Stored records
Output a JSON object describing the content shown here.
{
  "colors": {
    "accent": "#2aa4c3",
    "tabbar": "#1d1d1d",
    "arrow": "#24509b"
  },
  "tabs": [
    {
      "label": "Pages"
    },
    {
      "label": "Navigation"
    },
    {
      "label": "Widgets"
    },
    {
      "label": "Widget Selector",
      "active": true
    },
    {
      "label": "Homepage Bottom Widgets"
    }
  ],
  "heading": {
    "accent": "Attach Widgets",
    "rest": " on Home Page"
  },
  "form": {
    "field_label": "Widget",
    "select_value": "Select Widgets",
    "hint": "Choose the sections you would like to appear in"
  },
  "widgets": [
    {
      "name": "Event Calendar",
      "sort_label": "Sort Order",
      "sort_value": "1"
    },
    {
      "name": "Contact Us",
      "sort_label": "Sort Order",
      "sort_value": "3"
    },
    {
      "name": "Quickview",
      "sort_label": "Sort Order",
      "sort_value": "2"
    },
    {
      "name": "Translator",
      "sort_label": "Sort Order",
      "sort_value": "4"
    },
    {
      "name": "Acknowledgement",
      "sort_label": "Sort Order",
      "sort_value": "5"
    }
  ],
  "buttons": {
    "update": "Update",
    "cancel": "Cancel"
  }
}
---
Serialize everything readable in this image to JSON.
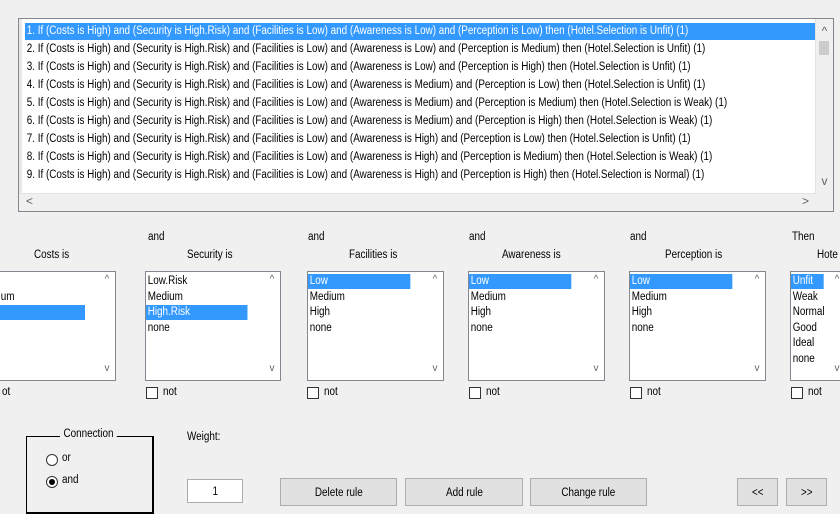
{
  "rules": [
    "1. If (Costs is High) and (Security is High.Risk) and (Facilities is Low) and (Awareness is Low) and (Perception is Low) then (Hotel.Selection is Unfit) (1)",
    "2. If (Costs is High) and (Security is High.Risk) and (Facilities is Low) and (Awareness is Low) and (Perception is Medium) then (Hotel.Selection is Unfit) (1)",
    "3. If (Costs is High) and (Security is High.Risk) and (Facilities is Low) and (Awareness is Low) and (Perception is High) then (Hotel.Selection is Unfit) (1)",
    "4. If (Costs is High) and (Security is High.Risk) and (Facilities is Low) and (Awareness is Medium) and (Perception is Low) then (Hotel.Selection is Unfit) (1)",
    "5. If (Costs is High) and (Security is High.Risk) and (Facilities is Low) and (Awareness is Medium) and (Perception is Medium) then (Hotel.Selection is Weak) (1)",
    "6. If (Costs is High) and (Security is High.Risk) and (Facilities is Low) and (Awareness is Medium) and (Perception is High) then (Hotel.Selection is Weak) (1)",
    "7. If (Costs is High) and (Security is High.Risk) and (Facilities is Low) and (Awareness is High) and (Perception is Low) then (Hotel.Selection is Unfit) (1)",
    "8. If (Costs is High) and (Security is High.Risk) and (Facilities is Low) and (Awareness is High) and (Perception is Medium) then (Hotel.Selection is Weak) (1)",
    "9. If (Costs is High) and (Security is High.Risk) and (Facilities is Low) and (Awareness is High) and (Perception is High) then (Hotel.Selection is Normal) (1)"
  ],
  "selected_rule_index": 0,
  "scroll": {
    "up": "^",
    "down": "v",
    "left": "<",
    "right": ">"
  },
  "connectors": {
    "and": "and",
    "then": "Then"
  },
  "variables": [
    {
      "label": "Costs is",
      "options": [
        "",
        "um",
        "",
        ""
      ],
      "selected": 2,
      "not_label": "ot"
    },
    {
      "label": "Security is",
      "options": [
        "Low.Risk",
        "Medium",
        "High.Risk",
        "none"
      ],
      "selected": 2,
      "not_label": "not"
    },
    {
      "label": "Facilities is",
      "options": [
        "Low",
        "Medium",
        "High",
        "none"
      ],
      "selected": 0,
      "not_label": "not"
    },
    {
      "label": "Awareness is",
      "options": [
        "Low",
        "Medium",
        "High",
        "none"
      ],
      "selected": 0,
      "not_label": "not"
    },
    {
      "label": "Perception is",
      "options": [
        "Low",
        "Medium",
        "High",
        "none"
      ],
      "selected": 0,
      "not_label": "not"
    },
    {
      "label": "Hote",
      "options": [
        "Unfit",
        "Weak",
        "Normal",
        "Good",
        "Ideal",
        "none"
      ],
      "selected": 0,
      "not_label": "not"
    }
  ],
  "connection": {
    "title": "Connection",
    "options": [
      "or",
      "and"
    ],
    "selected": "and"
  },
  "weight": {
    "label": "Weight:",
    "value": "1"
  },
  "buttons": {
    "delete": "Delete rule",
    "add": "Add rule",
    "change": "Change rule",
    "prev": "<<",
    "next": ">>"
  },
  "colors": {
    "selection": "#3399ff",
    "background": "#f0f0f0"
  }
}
---
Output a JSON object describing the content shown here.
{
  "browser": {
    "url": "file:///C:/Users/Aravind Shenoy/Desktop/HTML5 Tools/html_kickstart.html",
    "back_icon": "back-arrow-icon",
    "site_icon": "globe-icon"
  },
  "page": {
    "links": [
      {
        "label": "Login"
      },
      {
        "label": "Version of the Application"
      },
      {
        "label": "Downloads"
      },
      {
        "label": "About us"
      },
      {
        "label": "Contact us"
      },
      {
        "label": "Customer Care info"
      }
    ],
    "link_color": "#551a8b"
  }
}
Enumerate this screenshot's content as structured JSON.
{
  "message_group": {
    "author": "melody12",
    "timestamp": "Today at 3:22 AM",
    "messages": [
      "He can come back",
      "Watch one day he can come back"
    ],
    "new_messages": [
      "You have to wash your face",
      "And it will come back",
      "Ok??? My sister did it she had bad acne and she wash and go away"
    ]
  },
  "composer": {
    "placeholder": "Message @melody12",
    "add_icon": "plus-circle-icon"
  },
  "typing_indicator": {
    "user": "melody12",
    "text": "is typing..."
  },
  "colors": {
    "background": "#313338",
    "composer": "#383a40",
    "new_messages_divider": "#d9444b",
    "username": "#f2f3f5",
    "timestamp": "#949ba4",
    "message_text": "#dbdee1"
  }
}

What you are asked to do: Look through the entries above and report each line where the string "icon" occurs.

Result of the exercise:
    "back_icon": "back-arrow-icon",
    "site_icon": "globe-icon"
    "add_icon": "plus-circle-icon"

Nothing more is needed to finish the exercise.